▶ EXERCISE TASK
Count, in the entries below, the lines in which "JSON" occurs. Give the number, nothing more.
--*--
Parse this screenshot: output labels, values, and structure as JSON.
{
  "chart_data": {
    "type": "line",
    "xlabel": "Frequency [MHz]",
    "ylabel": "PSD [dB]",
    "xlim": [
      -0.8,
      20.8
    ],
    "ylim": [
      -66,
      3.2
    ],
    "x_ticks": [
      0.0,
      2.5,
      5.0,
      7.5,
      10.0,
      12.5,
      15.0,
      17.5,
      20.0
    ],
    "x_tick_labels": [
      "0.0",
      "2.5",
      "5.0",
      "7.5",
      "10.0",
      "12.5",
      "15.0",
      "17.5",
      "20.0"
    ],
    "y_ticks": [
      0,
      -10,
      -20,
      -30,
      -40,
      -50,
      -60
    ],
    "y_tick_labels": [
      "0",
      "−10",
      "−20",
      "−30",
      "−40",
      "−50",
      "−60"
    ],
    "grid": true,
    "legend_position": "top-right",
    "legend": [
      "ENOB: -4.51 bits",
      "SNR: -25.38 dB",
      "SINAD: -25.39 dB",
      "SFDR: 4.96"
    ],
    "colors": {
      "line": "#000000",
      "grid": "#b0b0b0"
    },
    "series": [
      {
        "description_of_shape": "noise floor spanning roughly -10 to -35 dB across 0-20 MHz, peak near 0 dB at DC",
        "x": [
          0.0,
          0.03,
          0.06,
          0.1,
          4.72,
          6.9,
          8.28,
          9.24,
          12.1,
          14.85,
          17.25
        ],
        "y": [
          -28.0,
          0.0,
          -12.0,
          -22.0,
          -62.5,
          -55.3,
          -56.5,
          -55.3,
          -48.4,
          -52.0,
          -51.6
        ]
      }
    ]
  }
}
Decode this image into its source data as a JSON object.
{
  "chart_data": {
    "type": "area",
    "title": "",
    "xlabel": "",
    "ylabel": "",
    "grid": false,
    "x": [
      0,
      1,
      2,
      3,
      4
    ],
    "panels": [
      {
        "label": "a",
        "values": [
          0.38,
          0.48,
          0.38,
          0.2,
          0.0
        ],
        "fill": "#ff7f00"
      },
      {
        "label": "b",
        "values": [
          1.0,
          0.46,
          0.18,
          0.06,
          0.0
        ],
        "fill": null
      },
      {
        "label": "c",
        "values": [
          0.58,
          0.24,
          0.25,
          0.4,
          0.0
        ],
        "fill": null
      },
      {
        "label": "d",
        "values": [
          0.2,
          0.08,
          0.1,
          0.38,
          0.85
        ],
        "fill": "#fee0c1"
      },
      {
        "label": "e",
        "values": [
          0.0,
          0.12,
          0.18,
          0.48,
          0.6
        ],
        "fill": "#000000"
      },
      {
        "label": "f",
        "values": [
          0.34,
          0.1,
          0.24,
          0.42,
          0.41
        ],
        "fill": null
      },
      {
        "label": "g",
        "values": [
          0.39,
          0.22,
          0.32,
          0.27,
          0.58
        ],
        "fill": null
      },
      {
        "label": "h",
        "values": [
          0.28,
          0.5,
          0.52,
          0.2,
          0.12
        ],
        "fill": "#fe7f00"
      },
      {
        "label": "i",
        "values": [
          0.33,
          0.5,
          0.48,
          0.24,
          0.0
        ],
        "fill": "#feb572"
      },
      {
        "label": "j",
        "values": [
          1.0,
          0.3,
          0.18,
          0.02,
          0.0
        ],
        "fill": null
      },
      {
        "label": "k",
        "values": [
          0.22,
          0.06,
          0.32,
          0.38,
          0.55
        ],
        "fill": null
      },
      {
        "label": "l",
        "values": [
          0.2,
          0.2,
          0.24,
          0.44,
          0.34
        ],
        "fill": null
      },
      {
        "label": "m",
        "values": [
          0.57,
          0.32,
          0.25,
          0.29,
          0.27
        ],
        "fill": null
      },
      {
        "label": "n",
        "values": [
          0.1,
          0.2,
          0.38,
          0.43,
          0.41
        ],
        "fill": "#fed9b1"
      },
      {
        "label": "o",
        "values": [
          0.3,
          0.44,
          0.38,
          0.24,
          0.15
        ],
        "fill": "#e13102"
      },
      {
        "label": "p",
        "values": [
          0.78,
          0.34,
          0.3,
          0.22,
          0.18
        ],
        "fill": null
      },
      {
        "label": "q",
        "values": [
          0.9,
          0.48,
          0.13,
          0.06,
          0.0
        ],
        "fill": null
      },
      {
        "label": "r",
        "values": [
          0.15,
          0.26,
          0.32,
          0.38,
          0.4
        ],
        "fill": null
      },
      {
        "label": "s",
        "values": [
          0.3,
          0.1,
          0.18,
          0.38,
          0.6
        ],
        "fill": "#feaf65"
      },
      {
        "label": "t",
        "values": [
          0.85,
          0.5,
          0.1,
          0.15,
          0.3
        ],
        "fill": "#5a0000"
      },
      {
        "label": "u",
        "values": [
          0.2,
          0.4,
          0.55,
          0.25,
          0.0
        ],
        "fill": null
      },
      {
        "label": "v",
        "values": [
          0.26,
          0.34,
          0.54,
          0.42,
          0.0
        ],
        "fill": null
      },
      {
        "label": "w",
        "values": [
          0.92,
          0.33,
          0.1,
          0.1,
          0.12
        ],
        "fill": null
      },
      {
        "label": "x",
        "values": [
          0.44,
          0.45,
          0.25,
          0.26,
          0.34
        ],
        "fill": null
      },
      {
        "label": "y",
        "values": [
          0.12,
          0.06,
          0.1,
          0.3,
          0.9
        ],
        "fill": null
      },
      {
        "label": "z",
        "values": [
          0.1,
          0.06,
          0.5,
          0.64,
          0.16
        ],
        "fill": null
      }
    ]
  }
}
--*--
▶ WRITTEN SOLUTION
2